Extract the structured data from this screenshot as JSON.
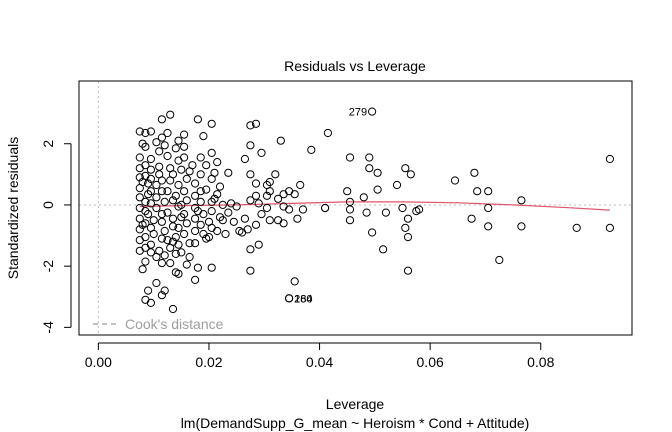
{
  "chart_data": {
    "type": "scatter",
    "title": "Residuals vs Leverage",
    "xlabel": "Leverage",
    "ylabel": "Standardized residuals",
    "subtitle": "lm(DemandSupp_G_mean ~ Heroism * Cond + Attitude)",
    "xlim": [
      -0.0035,
      0.0965
    ],
    "ylim": [
      -4.25,
      4.05
    ],
    "x_ticks": [
      0.0,
      0.02,
      0.04,
      0.06,
      0.08
    ],
    "x_tick_labels": [
      "0.00",
      "0.02",
      "0.04",
      "0.06",
      "0.08"
    ],
    "y_ticks": [
      -4,
      -2,
      0,
      2
    ],
    "y_tick_labels": [
      "-4",
      "-2",
      "0",
      "2"
    ],
    "legend": {
      "label": "Cook's distance",
      "position": "bottom-left",
      "line_style": "dashed",
      "color": "#9e9e9e"
    },
    "smoother_color": "#df536b",
    "reference_line_color": "#bdbdbd",
    "smoother": {
      "x": [
        0.0075,
        0.015,
        0.025,
        0.035,
        0.045,
        0.055,
        0.065,
        0.075,
        0.085,
        0.0925
      ],
      "y": [
        -0.05,
        -0.02,
        0.0,
        0.05,
        0.1,
        0.1,
        0.07,
        0.0,
        -0.09,
        -0.17
      ]
    },
    "labeled_points": [
      {
        "label": "279",
        "x": 0.0495,
        "y": 3.05
      },
      {
        "label": "260",
        "x": 0.0345,
        "y": -3.05
      },
      {
        "label": "184",
        "x": 0.0345,
        "y": -3.05
      }
    ],
    "points": [
      [
        0.0075,
        2.4
      ],
      [
        0.0085,
        2.35
      ],
      [
        0.0115,
        2.8
      ],
      [
        0.013,
        2.95
      ],
      [
        0.018,
        2.8
      ],
      [
        0.0205,
        2.65
      ],
      [
        0.0275,
        2.6
      ],
      [
        0.0285,
        2.65
      ],
      [
        0.033,
        2.1
      ],
      [
        0.0385,
        1.8
      ],
      [
        0.0415,
        2.35
      ],
      [
        0.0455,
        1.55
      ],
      [
        0.049,
        1.55
      ],
      [
        0.049,
        1.2
      ],
      [
        0.0505,
        1.05
      ],
      [
        0.0555,
        1.2
      ],
      [
        0.0565,
        1.0
      ],
      [
        0.0645,
        0.8
      ],
      [
        0.068,
        1.05
      ],
      [
        0.0685,
        0.45
      ],
      [
        0.0705,
        0.45
      ],
      [
        0.0765,
        0.15
      ],
      [
        0.0925,
        1.5
      ],
      [
        0.0275,
        1.95
      ],
      [
        0.0295,
        1.7
      ],
      [
        0.0265,
        1.5
      ],
      [
        0.0275,
        1.0
      ],
      [
        0.032,
        1.0
      ],
      [
        0.0305,
        0.65
      ],
      [
        0.0285,
        0.7
      ],
      [
        0.0355,
        0.35
      ],
      [
        0.0365,
        0.65
      ],
      [
        0.031,
        0.45
      ],
      [
        0.0325,
        0.2
      ],
      [
        0.0335,
        -0.05
      ],
      [
        0.0345,
        -0.15
      ],
      [
        0.037,
        -0.15
      ],
      [
        0.041,
        -0.1
      ],
      [
        0.045,
        0.45
      ],
      [
        0.0455,
        0.1
      ],
      [
        0.0455,
        -0.15
      ],
      [
        0.048,
        0.25
      ],
      [
        0.0485,
        -0.25
      ],
      [
        0.0505,
        0.5
      ],
      [
        0.052,
        -0.25
      ],
      [
        0.054,
        0.65
      ],
      [
        0.055,
        -0.1
      ],
      [
        0.056,
        -0.45
      ],
      [
        0.058,
        -0.15
      ],
      [
        0.0575,
        -0.2
      ],
      [
        0.0675,
        -0.45
      ],
      [
        0.0705,
        -0.1
      ],
      [
        0.0705,
        -0.7
      ],
      [
        0.0765,
        -0.7
      ],
      [
        0.0865,
        -0.75
      ],
      [
        0.0925,
        -0.75
      ],
      [
        0.0725,
        -1.8
      ],
      [
        0.056,
        -1.05
      ],
      [
        0.0555,
        -0.75
      ],
      [
        0.0515,
        -1.45
      ],
      [
        0.0495,
        -0.9
      ],
      [
        0.0455,
        -0.5
      ],
      [
        0.041,
        -0.1
      ],
      [
        0.036,
        -0.45
      ],
      [
        0.0335,
        -0.6
      ],
      [
        0.0325,
        -0.5
      ],
      [
        0.031,
        -0.5
      ],
      [
        0.0285,
        -0.65
      ],
      [
        0.027,
        -0.8
      ],
      [
        0.029,
        -1.3
      ],
      [
        0.026,
        -0.9
      ],
      [
        0.0275,
        -1.45
      ],
      [
        0.0275,
        -2.15
      ],
      [
        0.0355,
        -2.5
      ],
      [
        0.056,
        -2.15
      ],
      [
        0.0205,
        -2.05
      ],
      [
        0.0175,
        -2.45
      ],
      [
        0.018,
        -2.05
      ],
      [
        0.0165,
        -1.7
      ],
      [
        0.014,
        -2.2
      ],
      [
        0.012,
        -2.8
      ],
      [
        0.0105,
        -2.55
      ],
      [
        0.009,
        -2.8
      ],
      [
        0.0085,
        -3.1
      ],
      [
        0.0095,
        -3.2
      ],
      [
        0.0115,
        -2.95
      ],
      [
        0.0135,
        -3.4
      ],
      [
        0.0145,
        -2.25
      ],
      [
        0.008,
        -2.1
      ],
      [
        0.0085,
        -1.85
      ],
      [
        0.0095,
        -1.55
      ],
      [
        0.012,
        -1.65
      ],
      [
        0.013,
        -1.4
      ],
      [
        0.015,
        -1.55
      ],
      [
        0.0175,
        -1.25
      ],
      [
        0.0195,
        -1.1
      ],
      [
        0.0215,
        -0.85
      ],
      [
        0.023,
        -0.95
      ],
      [
        0.0245,
        -0.55
      ],
      [
        0.022,
        -0.4
      ],
      [
        0.02,
        -0.55
      ],
      [
        0.018,
        -0.2
      ],
      [
        0.0225,
        0.0
      ],
      [
        0.024,
        0.05
      ],
      [
        0.021,
        0.2
      ],
      [
        0.0195,
        0.5
      ],
      [
        0.022,
        0.6
      ],
      [
        0.0235,
        1.05
      ],
      [
        0.021,
        1.05
      ],
      [
        0.0195,
        1.3
      ],
      [
        0.0215,
        1.4
      ],
      [
        0.0205,
        1.7
      ],
      [
        0.019,
        2.25
      ],
      [
        0.017,
        1.3
      ],
      [
        0.0155,
        1.55
      ],
      [
        0.014,
        1.85
      ],
      [
        0.0125,
        1.6
      ],
      [
        0.011,
        1.25
      ],
      [
        0.0095,
        1.5
      ],
      [
        0.0085,
        1.9
      ],
      [
        0.0075,
        1.55
      ],
      [
        0.0075,
        1.2
      ],
      [
        0.0075,
        0.9
      ],
      [
        0.0075,
        0.55
      ],
      [
        0.0075,
        0.25
      ],
      [
        0.0075,
        -0.1
      ],
      [
        0.0075,
        -0.45
      ],
      [
        0.0075,
        -0.8
      ],
      [
        0.0075,
        -1.15
      ],
      [
        0.0075,
        -1.5
      ],
      [
        0.008,
        2.0
      ],
      [
        0.0085,
        1.3
      ],
      [
        0.0085,
        0.95
      ],
      [
        0.009,
        0.7
      ],
      [
        0.009,
        0.35
      ],
      [
        0.009,
        -0.3
      ],
      [
        0.0085,
        -0.6
      ],
      [
        0.0085,
        -1.05
      ],
      [
        0.0095,
        -1.3
      ],
      [
        0.01,
        -0.95
      ],
      [
        0.01,
        -0.5
      ],
      [
        0.0105,
        -0.1
      ],
      [
        0.0105,
        0.25
      ],
      [
        0.0105,
        0.65
      ],
      [
        0.011,
        1.0
      ],
      [
        0.011,
        1.75
      ],
      [
        0.0105,
        2.05
      ],
      [
        0.0095,
        2.4
      ],
      [
        0.0115,
        2.2
      ],
      [
        0.0125,
        2.35
      ],
      [
        0.012,
        1.95
      ],
      [
        0.013,
        1.2
      ],
      [
        0.013,
        0.8
      ],
      [
        0.0125,
        0.45
      ],
      [
        0.012,
        0.1
      ],
      [
        0.0125,
        -0.25
      ],
      [
        0.0115,
        -0.55
      ],
      [
        0.012,
        -0.85
      ],
      [
        0.0125,
        -1.15
      ],
      [
        0.011,
        -1.5
      ],
      [
        0.0115,
        -1.9
      ],
      [
        0.013,
        -1.9
      ],
      [
        0.014,
        -1.6
      ],
      [
        0.014,
        -1.05
      ],
      [
        0.0145,
        -0.75
      ],
      [
        0.0135,
        -0.45
      ],
      [
        0.0145,
        -0.05
      ],
      [
        0.014,
        0.3
      ],
      [
        0.0145,
        0.65
      ],
      [
        0.0135,
        1.0
      ],
      [
        0.015,
        1.15
      ],
      [
        0.0145,
        1.45
      ],
      [
        0.0145,
        2.1
      ],
      [
        0.0155,
        2.3
      ],
      [
        0.0155,
        1.9
      ],
      [
        0.0165,
        1.1
      ],
      [
        0.016,
        0.85
      ],
      [
        0.0155,
        0.45
      ],
      [
        0.016,
        0.15
      ],
      [
        0.0155,
        -0.3
      ],
      [
        0.016,
        -0.6
      ],
      [
        0.0155,
        -0.95
      ],
      [
        0.0165,
        -1.25
      ],
      [
        0.016,
        -1.95
      ],
      [
        0.0175,
        -0.85
      ],
      [
        0.0175,
        -0.45
      ],
      [
        0.0175,
        -0.1
      ],
      [
        0.0175,
        0.3
      ],
      [
        0.0175,
        0.7
      ],
      [
        0.0185,
        1.0
      ],
      [
        0.0185,
        1.55
      ],
      [
        0.0185,
        0.45
      ],
      [
        0.0185,
        0.1
      ],
      [
        0.019,
        -0.3
      ],
      [
        0.0185,
        -0.65
      ],
      [
        0.019,
        -0.95
      ],
      [
        0.02,
        -1.05
      ],
      [
        0.0205,
        -0.75
      ],
      [
        0.0205,
        -0.2
      ],
      [
        0.0205,
        0.1
      ],
      [
        0.0205,
        0.85
      ],
      [
        0.0215,
        0.35
      ],
      [
        0.0225,
        -0.5
      ],
      [
        0.0235,
        -0.25
      ],
      [
        0.025,
        -0.05
      ],
      [
        0.0265,
        -0.45
      ],
      [
        0.0255,
        -0.85
      ],
      [
        0.0275,
        0.15
      ],
      [
        0.0285,
        0.3
      ],
      [
        0.029,
        0.05
      ],
      [
        0.0295,
        -0.3
      ],
      [
        0.0305,
        -0.1
      ],
      [
        0.0305,
        0.3
      ],
      [
        0.031,
        0.75
      ],
      [
        0.0335,
        0.35
      ],
      [
        0.0345,
        0.45
      ],
      [
        0.0085,
        0.1
      ],
      [
        0.0085,
        -0.2
      ],
      [
        0.0095,
        0.05
      ],
      [
        0.0095,
        0.45
      ],
      [
        0.0095,
        0.85
      ],
      [
        0.0095,
        1.15
      ],
      [
        0.0095,
        -0.75
      ],
      [
        0.0115,
        -0.3
      ],
      [
        0.0115,
        0.45
      ],
      [
        0.0115,
        0.8
      ],
      [
        0.0135,
        0.15
      ],
      [
        0.0135,
        -0.7
      ],
      [
        0.015,
        0.0
      ],
      [
        0.015,
        -0.4
      ],
      [
        0.0145,
        -1.3
      ],
      [
        0.0135,
        -1.2
      ],
      [
        0.0115,
        -1.1
      ],
      [
        0.0105,
        -1.7
      ],
      [
        0.0085,
        -1.4
      ],
      [
        0.008,
        0.75
      ],
      [
        0.008,
        -0.65
      ]
    ]
  }
}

=-=-=

- _Problem to work on_:
List all lines in the material containing the string "Leverage".

- _Response for this exercise_:
    "title": "Residuals vs Leverage",
    "xlabel": "Leverage",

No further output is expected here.